_Given exercise_.
Copy out these rows again line for line, with nothing changed.

_Extracted entries_.
-*-*-
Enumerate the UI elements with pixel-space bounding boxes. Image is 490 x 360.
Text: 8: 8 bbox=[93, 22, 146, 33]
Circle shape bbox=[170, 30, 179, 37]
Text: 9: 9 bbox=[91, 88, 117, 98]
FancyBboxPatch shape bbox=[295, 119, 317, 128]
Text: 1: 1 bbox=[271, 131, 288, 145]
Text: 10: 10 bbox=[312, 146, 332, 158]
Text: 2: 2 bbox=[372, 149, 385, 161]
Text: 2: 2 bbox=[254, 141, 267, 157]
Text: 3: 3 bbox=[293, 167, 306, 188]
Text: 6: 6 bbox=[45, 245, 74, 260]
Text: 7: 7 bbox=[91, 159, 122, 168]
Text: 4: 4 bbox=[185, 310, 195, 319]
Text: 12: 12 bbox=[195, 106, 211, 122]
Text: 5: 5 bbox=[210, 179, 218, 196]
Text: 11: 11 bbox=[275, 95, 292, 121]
-*-*-
_Correct answer_.
Enumerate the UI elements with pixel-space bounding boxes. Image is 490 x 360.
Text: 8: 8 bbox=[93, 22, 146, 33]
Circle shape bbox=[170, 30, 179, 37]
Text: 9: 9 bbox=[91, 88, 117, 98]
FancyBboxPatch shape bbox=[295, 119, 317, 128]
Text: 1: 1 bbox=[271, 131, 288, 145]
Text: 10: 10 bbox=[312, 146, 332, 158]
Text: 2: 2 bbox=[372, 149, 385, 161]
Text: 2: 2 bbox=[254, 141, 267, 157]
Text: 3: 3 bbox=[293, 167, 306, 188]
Text: 6: 6 bbox=[45, 245, 74, 260]
Text: 7: 7 bbox=[91, 159, 122, 168]
Text: 4: 4 bbox=[185, 310, 195, 319]
Text: 12: 12 bbox=[195, 106, 211, 122]
Text: 5: 5 bbox=[210, 179, 218, 196]
Text: 11: 11 bbox=[275, 95, 292, 121]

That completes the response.